WHAT TO DO
Look through the data for the string "education". Copy every line where it is found.

┏━━

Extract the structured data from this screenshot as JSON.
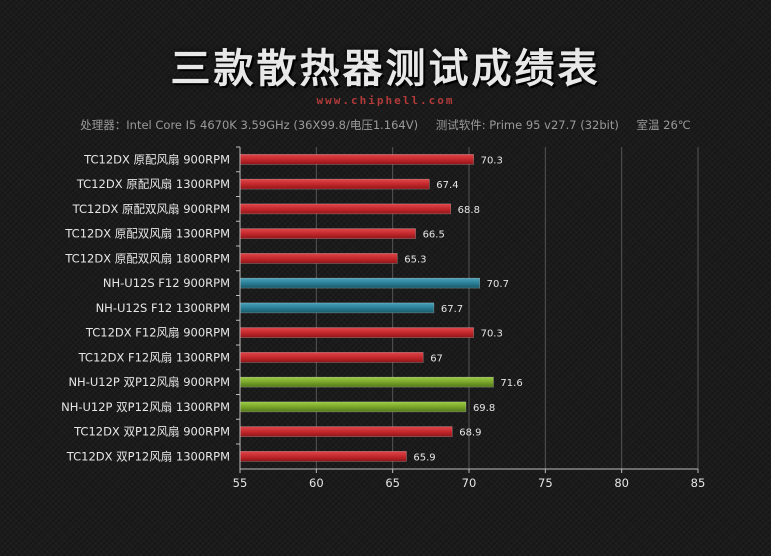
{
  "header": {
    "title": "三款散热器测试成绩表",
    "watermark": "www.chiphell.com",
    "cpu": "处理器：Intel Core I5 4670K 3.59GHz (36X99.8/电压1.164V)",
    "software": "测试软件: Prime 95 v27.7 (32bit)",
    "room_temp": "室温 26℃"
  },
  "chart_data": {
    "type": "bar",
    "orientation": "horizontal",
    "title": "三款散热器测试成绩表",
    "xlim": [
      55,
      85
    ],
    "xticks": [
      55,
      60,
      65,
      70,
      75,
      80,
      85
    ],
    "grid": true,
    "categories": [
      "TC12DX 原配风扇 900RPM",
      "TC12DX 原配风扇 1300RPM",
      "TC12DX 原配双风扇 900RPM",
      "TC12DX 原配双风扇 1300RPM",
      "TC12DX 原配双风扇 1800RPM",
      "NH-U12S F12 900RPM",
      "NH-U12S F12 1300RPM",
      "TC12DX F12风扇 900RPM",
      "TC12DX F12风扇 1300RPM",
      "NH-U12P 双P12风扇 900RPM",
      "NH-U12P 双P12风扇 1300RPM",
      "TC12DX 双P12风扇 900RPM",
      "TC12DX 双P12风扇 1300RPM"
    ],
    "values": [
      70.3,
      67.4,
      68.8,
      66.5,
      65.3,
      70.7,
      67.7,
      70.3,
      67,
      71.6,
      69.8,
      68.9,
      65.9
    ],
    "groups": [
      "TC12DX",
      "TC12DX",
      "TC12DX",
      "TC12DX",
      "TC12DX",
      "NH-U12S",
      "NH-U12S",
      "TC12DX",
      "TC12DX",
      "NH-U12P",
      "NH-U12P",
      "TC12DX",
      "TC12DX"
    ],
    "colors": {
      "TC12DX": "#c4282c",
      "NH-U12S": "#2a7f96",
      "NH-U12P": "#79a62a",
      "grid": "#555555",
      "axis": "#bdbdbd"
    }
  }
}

┗━━
┏━━

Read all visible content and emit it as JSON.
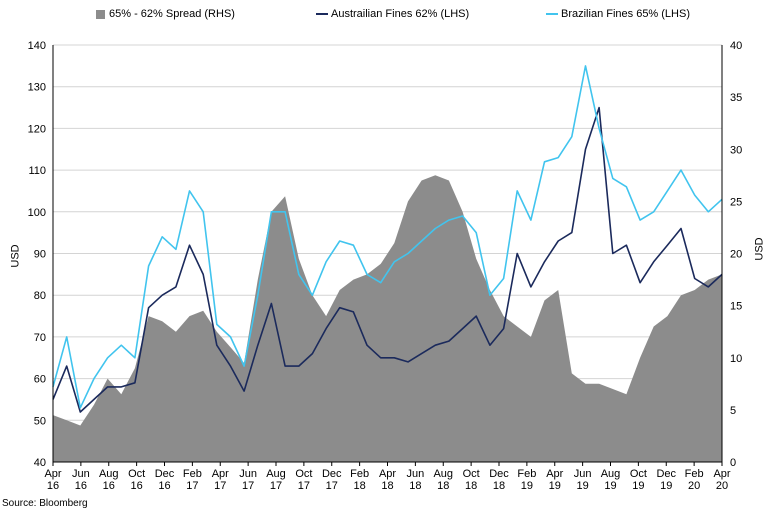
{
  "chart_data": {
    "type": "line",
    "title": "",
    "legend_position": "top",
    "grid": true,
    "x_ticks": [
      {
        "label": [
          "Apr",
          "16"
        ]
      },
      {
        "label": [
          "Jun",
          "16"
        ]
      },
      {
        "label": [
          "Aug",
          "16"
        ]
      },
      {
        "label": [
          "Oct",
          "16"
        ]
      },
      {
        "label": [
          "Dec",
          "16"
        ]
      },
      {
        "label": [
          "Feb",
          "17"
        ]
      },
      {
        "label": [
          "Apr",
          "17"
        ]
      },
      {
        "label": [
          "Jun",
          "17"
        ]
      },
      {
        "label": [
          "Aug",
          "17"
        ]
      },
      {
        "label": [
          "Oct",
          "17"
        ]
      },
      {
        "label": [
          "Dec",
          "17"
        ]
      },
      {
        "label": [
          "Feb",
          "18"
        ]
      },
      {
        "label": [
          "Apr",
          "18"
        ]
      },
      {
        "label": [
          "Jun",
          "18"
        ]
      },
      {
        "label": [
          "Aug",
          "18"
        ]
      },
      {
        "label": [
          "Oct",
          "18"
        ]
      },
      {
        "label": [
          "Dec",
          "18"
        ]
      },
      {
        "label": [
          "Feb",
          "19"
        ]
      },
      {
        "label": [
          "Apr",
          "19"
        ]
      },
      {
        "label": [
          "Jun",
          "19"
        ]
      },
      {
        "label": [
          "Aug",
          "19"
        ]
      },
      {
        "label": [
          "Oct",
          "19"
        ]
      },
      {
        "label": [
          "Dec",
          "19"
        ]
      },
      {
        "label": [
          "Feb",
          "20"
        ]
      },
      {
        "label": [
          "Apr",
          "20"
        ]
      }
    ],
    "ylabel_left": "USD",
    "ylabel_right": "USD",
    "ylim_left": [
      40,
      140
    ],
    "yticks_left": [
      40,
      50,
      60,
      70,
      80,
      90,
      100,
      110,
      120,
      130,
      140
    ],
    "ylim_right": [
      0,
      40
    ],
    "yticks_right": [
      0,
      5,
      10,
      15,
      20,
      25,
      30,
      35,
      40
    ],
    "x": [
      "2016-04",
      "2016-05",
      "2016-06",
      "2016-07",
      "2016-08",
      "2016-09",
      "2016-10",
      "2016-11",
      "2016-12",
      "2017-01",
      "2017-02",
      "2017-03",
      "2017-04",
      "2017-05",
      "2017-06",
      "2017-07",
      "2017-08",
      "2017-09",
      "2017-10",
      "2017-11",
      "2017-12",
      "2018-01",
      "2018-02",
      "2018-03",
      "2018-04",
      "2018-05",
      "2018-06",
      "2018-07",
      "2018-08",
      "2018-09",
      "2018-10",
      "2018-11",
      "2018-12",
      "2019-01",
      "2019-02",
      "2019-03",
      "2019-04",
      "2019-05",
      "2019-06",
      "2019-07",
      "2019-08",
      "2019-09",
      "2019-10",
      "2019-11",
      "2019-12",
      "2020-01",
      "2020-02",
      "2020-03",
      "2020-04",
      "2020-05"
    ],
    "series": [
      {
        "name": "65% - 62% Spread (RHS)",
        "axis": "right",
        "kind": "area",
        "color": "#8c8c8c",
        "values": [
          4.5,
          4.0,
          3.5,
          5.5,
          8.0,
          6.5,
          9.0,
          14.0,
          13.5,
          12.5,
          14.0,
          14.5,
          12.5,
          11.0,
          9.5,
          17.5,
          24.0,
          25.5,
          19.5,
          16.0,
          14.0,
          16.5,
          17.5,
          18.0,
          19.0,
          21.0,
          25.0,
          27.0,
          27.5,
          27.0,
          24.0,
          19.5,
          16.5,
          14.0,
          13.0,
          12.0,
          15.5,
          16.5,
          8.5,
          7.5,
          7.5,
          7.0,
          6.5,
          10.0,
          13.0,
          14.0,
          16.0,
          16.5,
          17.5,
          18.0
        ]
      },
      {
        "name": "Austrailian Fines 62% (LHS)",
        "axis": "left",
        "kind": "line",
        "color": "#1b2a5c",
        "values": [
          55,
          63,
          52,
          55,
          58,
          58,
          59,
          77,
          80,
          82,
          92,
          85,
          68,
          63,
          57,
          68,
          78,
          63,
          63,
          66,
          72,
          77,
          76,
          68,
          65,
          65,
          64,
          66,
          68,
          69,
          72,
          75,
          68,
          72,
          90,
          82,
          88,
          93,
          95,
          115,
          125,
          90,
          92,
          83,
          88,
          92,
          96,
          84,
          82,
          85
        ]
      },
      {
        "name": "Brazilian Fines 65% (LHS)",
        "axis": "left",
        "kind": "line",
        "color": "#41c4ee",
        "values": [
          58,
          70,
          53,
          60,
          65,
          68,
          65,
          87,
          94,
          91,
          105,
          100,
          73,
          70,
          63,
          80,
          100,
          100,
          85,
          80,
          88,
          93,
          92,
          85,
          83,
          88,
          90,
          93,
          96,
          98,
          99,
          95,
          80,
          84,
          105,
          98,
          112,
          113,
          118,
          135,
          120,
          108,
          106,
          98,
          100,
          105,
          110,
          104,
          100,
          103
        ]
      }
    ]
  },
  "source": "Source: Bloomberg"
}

┗━━
┏━━

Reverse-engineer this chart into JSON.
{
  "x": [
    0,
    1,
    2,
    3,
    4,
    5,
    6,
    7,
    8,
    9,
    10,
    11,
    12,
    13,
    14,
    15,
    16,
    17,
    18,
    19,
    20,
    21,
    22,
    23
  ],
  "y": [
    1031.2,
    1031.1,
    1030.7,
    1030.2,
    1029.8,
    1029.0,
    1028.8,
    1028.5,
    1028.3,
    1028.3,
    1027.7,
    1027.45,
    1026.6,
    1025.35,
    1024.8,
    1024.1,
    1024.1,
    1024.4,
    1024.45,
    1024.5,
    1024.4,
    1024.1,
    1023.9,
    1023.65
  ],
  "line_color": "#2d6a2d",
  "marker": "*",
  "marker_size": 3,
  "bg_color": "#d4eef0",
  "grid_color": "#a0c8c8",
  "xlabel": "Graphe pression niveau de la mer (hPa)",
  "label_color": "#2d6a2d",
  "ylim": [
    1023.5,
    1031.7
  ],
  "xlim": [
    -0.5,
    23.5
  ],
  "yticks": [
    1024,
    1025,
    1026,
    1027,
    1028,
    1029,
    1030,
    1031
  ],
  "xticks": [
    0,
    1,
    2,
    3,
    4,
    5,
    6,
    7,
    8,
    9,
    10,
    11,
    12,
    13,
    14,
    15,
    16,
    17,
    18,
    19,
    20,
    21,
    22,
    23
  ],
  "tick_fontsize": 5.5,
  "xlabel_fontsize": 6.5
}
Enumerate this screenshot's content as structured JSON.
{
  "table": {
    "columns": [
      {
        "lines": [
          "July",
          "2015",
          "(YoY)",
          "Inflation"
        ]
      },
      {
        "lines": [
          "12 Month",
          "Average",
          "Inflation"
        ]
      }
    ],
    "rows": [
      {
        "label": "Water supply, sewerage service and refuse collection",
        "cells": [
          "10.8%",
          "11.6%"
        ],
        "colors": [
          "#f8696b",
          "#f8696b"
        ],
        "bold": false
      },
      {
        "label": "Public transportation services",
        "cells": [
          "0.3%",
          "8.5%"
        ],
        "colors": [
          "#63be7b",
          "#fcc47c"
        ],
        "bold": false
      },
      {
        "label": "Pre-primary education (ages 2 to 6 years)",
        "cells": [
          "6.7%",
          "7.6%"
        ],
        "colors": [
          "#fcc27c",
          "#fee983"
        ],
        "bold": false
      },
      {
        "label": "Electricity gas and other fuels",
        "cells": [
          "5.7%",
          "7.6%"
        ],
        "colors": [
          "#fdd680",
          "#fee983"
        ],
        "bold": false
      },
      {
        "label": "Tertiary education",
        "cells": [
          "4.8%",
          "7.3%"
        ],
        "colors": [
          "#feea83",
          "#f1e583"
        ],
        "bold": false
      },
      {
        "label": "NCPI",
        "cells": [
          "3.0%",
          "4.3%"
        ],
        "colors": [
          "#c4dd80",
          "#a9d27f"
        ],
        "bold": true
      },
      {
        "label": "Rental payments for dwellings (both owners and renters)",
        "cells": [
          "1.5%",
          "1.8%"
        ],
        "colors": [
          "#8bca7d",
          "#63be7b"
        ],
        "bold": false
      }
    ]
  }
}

┗━━

ANSWER TO THIS TASK
        "label": "Pre-primary education (ages 2 to 6 years)",
        "label": "Tertiary education",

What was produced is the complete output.